EXERCISE GOAL:
Work out how many lines in the entries contain the string "dortigen", and give nothing but that number.

↓

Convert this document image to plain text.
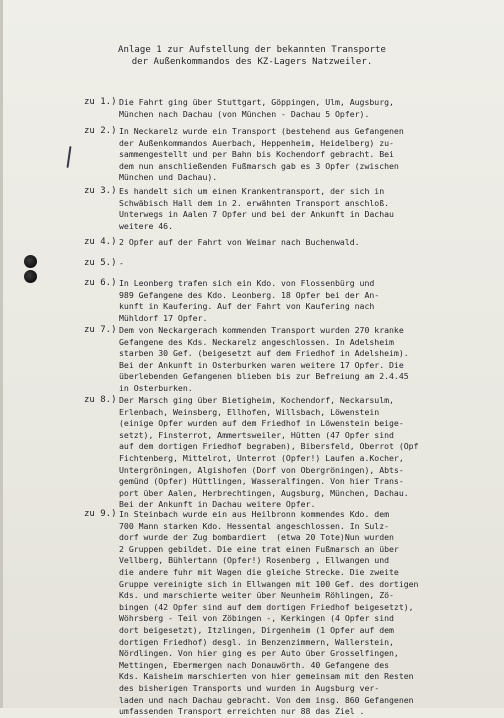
Anlage 1 zur Aufstellung der bekannten Transporte
der Außenkommandos des KZ-Lagers Natzweiler.
zu 1.) Die Fahrt ging über Stuttgart, Göppingen, Ulm, Augsburg,
München nach Dachau (von München - Dachau 5 Opfer).
zu 2.) In Neckarelz wurde ein Transport (bestehend aus Gefangenen
der Außenkommandos Auerbach, Heppenheim, Heidelberg) zu-
sammengestellt und per Bahn bis Kochendorf gebracht. Bei
dem nun anschließenden Fußmarsch gab es 3 Opfer (zwischen
München und Dachau).
zu 3.) Es handelt sich um einen Krankentransport, der sich in
Schwäbisch Hall dem in 2. erwähnten Transport anschloß.
Unterwegs in Aalen 7 Opfer und bei der Ankunft in Dachau
weitere 46.
zu 4.) 2 Opfer auf der Fahrt von Weimar nach Buchenwald.
zu 5.) -
zu 6.) In Leonberg trafen sich ein Kdo. von Flossenbürg und
989 Gefangene des Kdo. Leonberg. 18 Opfer bei der An-
kunft in Kaufering. Auf der Fahrt von Kaufering nach
Mühldorf 17 Opfer.
zu 7.) Dem von Neckargerach kommenden Transport wurden 270 kranke
Gefangene des Kds. Neckarelz angeschlossen. In Adelsheim
starben 30 Gef. (beigesetzt auf dem Friedhof in Adelsheim).
Bei der Ankunft in Osterburken waren weitere 17 Opfer. Die
überlebenden Gefangenen blieben bis zur Befreiung am 2.4.45
in Osterburken.
zu 8.) Der Marsch ging über Bietigheim, Kochendorf, Neckarsulm,
Erlenbach, Weinsberg, Ellhofen, Willsbach, Löwenstein
(einige Opfer wurden auf dem Friedhof in Löwenstein beige-
setzt), Finsterrot, Ammertsweiler, Hütten (47 Opfer sind
auf dem dortigen Friedhof begraben), Bibersfeld, Oberrot (Opf
Fichtenberg, Mittelrot, Unterrot (Opfer!) Laufen a.Kocher,
Untergröningen, Algishofen (Dorf von Obergröningen), Abts-
gemünd (Opfer) Hüttlingen, Wasseralfingen. Von hier Trans-
port über Aalen, Herbrechtingen, Augsburg, München, Dachau.
Bei der Ankunft in Dachau weitere Opfer.
zu 9.) In Steinbach wurde ein aus Heilbronn kommendes Kdo. dem
700 Mann starken Kdo. Hessental angeschlossen. In Sulz-
dorf wurde der Zug bombardiert  (etwa 20 Tote)Nun wurden
2 Gruppen gebildet. Die eine trat einen Fußmarsch an über
Vellberg, Bühlertann (Opfer!) Rosenberg , Ellwangen und
die andere fuhr mit Wagen die gleiche Strecke. Die zweite
Gruppe vereinigte sich in Ellwangen mit 100 Gef. des dortigen
Kds. und marschierte weiter über Neunheim Röhlingen, Zö-
bingen (42 Opfer sind auf dem dortigen Friedhof beigesetzt),
Wöhrsberg - Teil von Zöbingen -, Kerkingen (4 Opfer sind
dort beigesetzt), Itzlingen, Dirgenheim (1 Opfer auf dem
dortigen Friedhof) desgl. in Benzenzimmern, Wallerstein,
Nördlingen. Von hier ging es per Auto über Grosselfingen,
Mettingen, Ebermergen nach Donauwörth. 40 Gefangene des
Kds. Kaisheim marschierten von hier gemeinsam mit den Resten
des bisherigen Transports und wurden in Augsburg ver-
laden und nach Dachau gebracht. Von dem insg. 860 Gefangenen
umfassenden Transport erreichten nur 88 das Ziel .
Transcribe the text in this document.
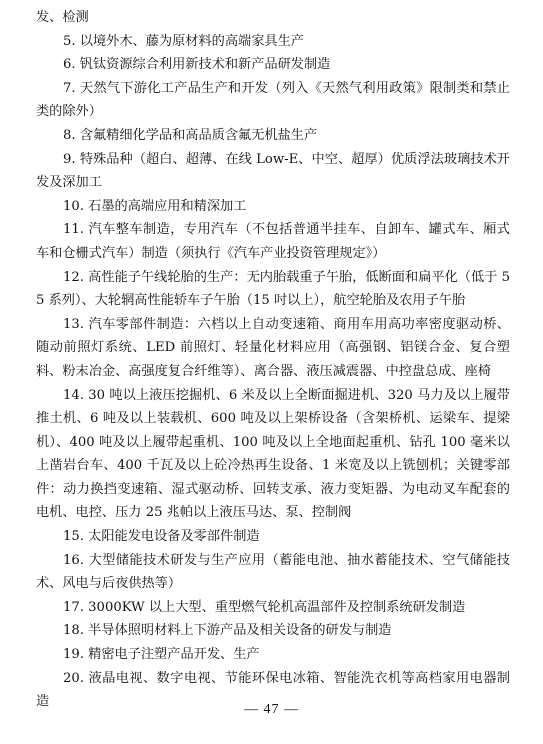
发、检测

5. 以境外木、藤为原材料的高端家具生产

6. 钒钛资源综合利用新技术和新产品研发制造

7. 天然气下游化工产品生产和开发（列入《天然气利用政策》限制类和禁止类的除外）

8. 含氟精细化学品和高品质含氟无机盐生产

9. 特殊品种（超白、超薄、在线 Low-E、中空、超厚）优质浮法玻璃技术开发及深加工

10. 石墨的高端应用和精深加工

11. 汽车整车制造，专用汽车（不包括普通半挂车、自卸车、罐式车、厢式车和仓栅式汽车）制造（须执行《汽车产业投资管理规定》）

12. 高性能子午线轮胎的生产：无内胎载重子午胎，低断面和扁平化（低于 55 系列）、大轮辋高性能轿车子午胎（15 吋以上），航空轮胎及农用子午胎

13. 汽车零部件制造：六档以上自动变速箱、商用车用高功率密度驱动桥、随动前照灯系统、LED 前照灯、轻量化材料应用（高强钢、铝镁合金、复合塑料、粉末冶金、高强度复合纤维等）、离合器、液压减震器、中控盘总成、座椅

14. 30 吨以上液压挖掘机、6 米及以上全断面掘进机、320 马力及以上履带推土机、6 吨及以上装载机、600 吨及以上架桥设备（含架桥机、运梁车、提梁机）、400 吨及以上履带起重机、100 吨及以上全地面起重机、钻孔 100 毫米以上凿岩台车、400 千瓦及以上砼冷热再生设备、1 米宽及以上铣刨机；关键零部件：动力换挡变速箱、湿式驱动桥、回转支承、液力变矩器、为电动叉车配套的电机、电控、压力 25 兆帕以上液压马达、泵、控制阀

15. 太阳能发电设备及零部件制造

16. 大型储能技术研发与生产应用（蓄能电池、抽水蓄能技术、空气储能技术、风电与后夜供热等）

17. 3000KW 以上大型、重型燃气轮机高温部件及控制系统研发制造

18. 半导体照明材料上下游产品及相关设备的研发与制造

19. 精密电子注塑产品开发、生产

20. 液晶电视、数字电视、节能环保电冰箱、智能洗衣机等高档家用电器制造

— 47 —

↑

THE SOLUTION:
4